[Extracted records]
****

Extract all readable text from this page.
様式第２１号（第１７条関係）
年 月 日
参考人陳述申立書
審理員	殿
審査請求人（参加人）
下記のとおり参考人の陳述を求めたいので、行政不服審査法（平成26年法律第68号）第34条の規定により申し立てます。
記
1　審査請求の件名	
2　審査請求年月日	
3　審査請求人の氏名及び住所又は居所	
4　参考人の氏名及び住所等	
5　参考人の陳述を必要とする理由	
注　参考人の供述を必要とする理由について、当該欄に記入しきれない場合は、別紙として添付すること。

****

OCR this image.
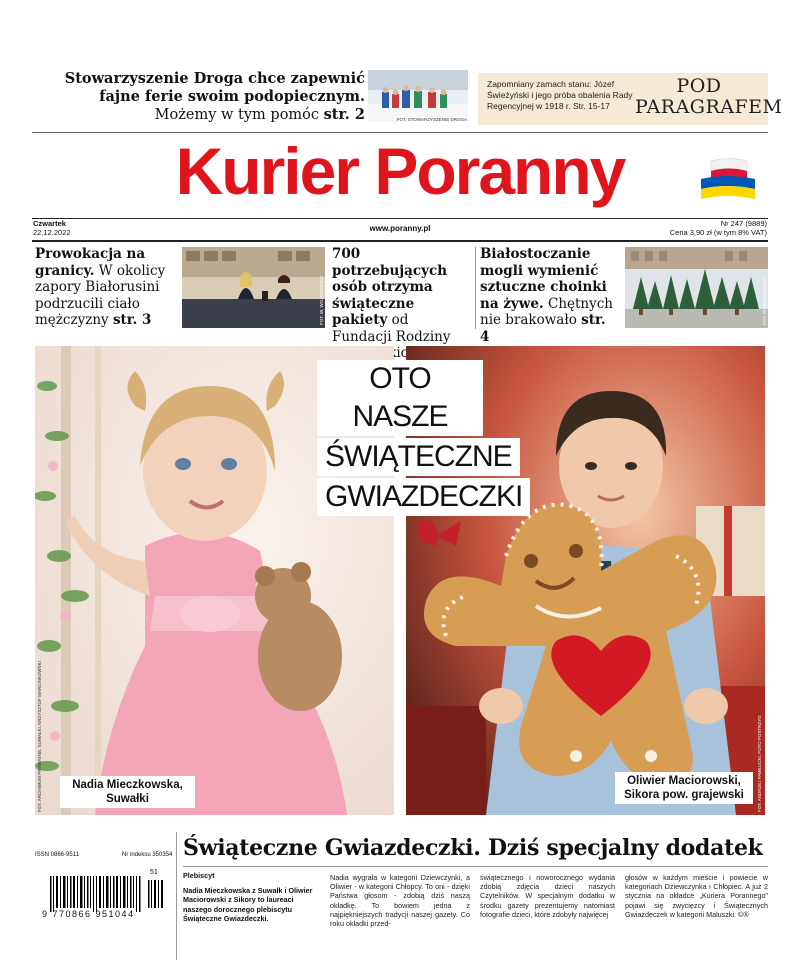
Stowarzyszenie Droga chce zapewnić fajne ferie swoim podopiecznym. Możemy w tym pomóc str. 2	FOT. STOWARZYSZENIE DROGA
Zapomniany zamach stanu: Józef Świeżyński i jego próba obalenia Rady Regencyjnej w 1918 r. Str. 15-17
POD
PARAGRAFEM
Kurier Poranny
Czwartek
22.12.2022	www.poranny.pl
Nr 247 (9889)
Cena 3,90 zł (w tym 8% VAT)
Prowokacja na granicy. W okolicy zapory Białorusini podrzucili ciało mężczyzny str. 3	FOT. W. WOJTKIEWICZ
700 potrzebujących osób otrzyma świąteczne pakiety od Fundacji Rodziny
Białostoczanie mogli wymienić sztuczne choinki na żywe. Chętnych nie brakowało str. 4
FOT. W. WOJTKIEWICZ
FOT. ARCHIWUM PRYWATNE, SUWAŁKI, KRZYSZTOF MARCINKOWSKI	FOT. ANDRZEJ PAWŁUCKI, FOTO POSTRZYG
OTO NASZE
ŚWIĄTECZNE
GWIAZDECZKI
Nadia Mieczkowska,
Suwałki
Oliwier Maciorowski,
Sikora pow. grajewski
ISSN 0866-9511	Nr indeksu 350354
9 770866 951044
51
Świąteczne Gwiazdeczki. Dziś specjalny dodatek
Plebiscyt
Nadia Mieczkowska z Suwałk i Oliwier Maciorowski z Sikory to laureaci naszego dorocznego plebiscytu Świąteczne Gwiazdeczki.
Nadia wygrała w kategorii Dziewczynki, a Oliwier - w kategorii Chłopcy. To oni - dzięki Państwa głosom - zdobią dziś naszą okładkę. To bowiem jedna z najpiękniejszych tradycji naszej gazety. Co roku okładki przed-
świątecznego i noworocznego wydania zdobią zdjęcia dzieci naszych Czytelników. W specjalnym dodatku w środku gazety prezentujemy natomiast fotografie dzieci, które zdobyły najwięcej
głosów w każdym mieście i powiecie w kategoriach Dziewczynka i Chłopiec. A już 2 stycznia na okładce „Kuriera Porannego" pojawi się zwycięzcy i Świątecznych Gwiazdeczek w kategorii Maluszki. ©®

****

» TASK GOAL
Pull every line containing "kategorii" from the data.

» FINISHED EXERCISE
Nadia wygrała w kategorii Dziewczynki, a Oliwier - w kategorii Chłopcy. To oni - dzięki Państwa głosom - zdobią dziś naszą okładkę. To bowiem jedna z najpiękniejszych tradycji naszej gazety. Co roku okładki przed-
głosów w każdym mieście i powiecie w kategoriach Dziewczynka i Chłopiec. A już 2 stycznia na okładce „Kuriera Porannego" pojawi się zwycięzcy i Świątecznych Gwiazdeczek w kategorii Maluszki. ©®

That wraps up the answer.